**The problem**
Copy every record below exactly as written, but leave out the pictures.

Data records
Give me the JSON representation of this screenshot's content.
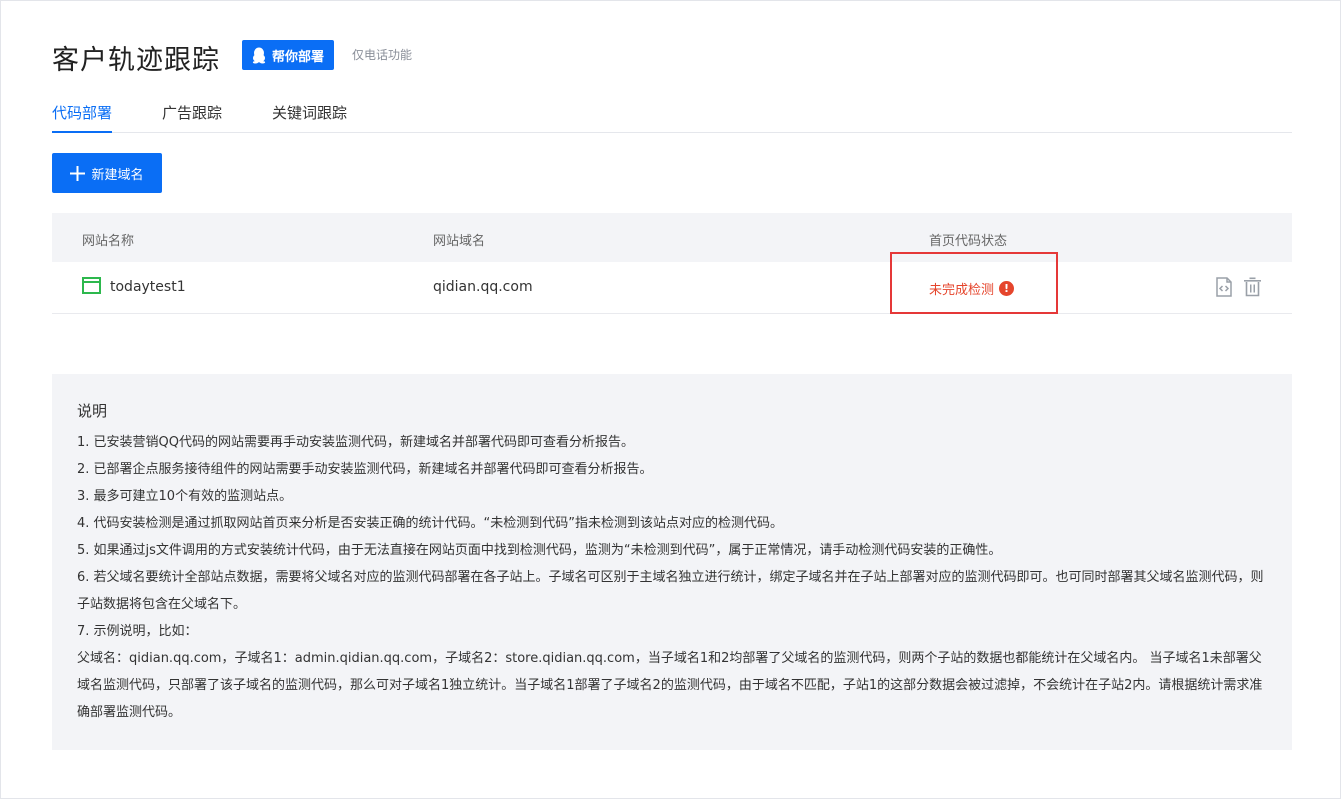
{
  "page": {
    "title": "客户轨迹跟踪",
    "deploy_button": "帮你部署",
    "phone_note": "仅电话功能"
  },
  "tabs": [
    {
      "label": "代码部署",
      "active": true
    },
    {
      "label": "广告跟踪",
      "active": false
    },
    {
      "label": "关键词跟踪",
      "active": false
    }
  ],
  "new_domain_button": "新建域名",
  "table": {
    "columns": [
      "网站名称",
      "网站域名",
      "首页代码状态"
    ],
    "rows": [
      {
        "name": "todaytest1",
        "domain": "qidian.qq.com",
        "status": "未完成检测",
        "status_icon": "warning-icon"
      }
    ]
  },
  "notes": {
    "title": "说明",
    "lines": [
      "1. 已安装营销QQ代码的网站需要再手动安装监测代码，新建域名并部署代码即可查看分析报告。",
      "2. 已部署企点服务接待组件的网站需要手动安装监测代码，新建域名并部署代码即可查看分析报告。",
      "3. 最多可建立10个有效的监测站点。",
      "4. 代码安装检测是通过抓取网站首页来分析是否安装正确的统计代码。“未检测到代码”指未检测到该站点对应的检测代码。",
      "5. 如果通过js文件调用的方式安装统计代码，由于无法直接在网站页面中找到检测代码，监测为“未检测到代码”，属于正常情况，请手动检测代码安装的正确性。",
      "6. 若父域名要统计全部站点数据，需要将父域名对应的监测代码部署在各子站上。子域名可区别于主域名独立进行统计，绑定子域名并在子站上部署对应的监测代码即可。也可同时部署其父域名监测代码，则子站数据将包含在父域名下。",
      "7. 示例说明，比如：",
      "父域名：qidian.qq.com，子域名1：admin.qidian.qq.com，子域名2：store.qidian.qq.com，当子域名1和2均部署了父域名的监测代码，则两个子站的数据也都能统计在父域名内。 当子域名1未部署父域名监测代码，只部署了该子域名的监测代码，那么可对子域名1独立统计。当子域名1部署了子域名2的监测代码，由于域名不匹配，子站1的这部分数据会被过滤掉，不会统计在子站2内。请根据统计需求准确部署监测代码。"
    ]
  },
  "colors": {
    "accent": "#0a6ef5",
    "error": "#e5452c",
    "highlight_box": "#e53838",
    "site_icon": "#2db84d"
  }
}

**Finished task**
Give me the JSON representation of this screenshot's content.
{
  "page": {
    "title": "客户轨迹跟踪",
    "deploy_button": "帮你部署",
    "phone_note": "仅电话功能"
  },
  "tabs": [
    {
      "label": "代码部署",
      "active": true
    },
    {
      "label": "广告跟踪",
      "active": false
    },
    {
      "label": "关键词跟踪",
      "active": false
    }
  ],
  "new_domain_button": "新建域名",
  "table": {
    "columns": [
      "网站名称",
      "网站域名",
      "首页代码状态"
    ],
    "rows": [
      {
        "name": "todaytest1",
        "domain": "qidian.qq.com",
        "status": "未完成检测",
        "status_icon": "warning-icon"
      }
    ]
  },
  "notes": {
    "title": "说明",
    "lines": [
      "1. 已安装营销QQ代码的网站需要再手动安装监测代码，新建域名并部署代码即可查看分析报告。",
      "2. 已部署企点服务接待组件的网站需要手动安装监测代码，新建域名并部署代码即可查看分析报告。",
      "3. 最多可建立10个有效的监测站点。",
      "4. 代码安装检测是通过抓取网站首页来分析是否安装正确的统计代码。“未检测到代码”指未检测到该站点对应的检测代码。",
      "5. 如果通过js文件调用的方式安装统计代码，由于无法直接在网站页面中找到检测代码，监测为“未检测到代码”，属于正常情况，请手动检测代码安装的正确性。",
      "6. 若父域名要统计全部站点数据，需要将父域名对应的监测代码部署在各子站上。子域名可区别于主域名独立进行统计，绑定子域名并在子站上部署对应的监测代码即可。也可同时部署其父域名监测代码，则子站数据将包含在父域名下。",
      "7. 示例说明，比如：",
      "父域名：qidian.qq.com，子域名1：admin.qidian.qq.com，子域名2：store.qidian.qq.com，当子域名1和2均部署了父域名的监测代码，则两个子站的数据也都能统计在父域名内。 当子域名1未部署父域名监测代码，只部署了该子域名的监测代码，那么可对子域名1独立统计。当子域名1部署了子域名2的监测代码，由于域名不匹配，子站1的这部分数据会被过滤掉，不会统计在子站2内。请根据统计需求准确部署监测代码。"
    ]
  },
  "colors": {
    "accent": "#0a6ef5",
    "error": "#e5452c",
    "highlight_box": "#e53838",
    "site_icon": "#2db84d"
  }
}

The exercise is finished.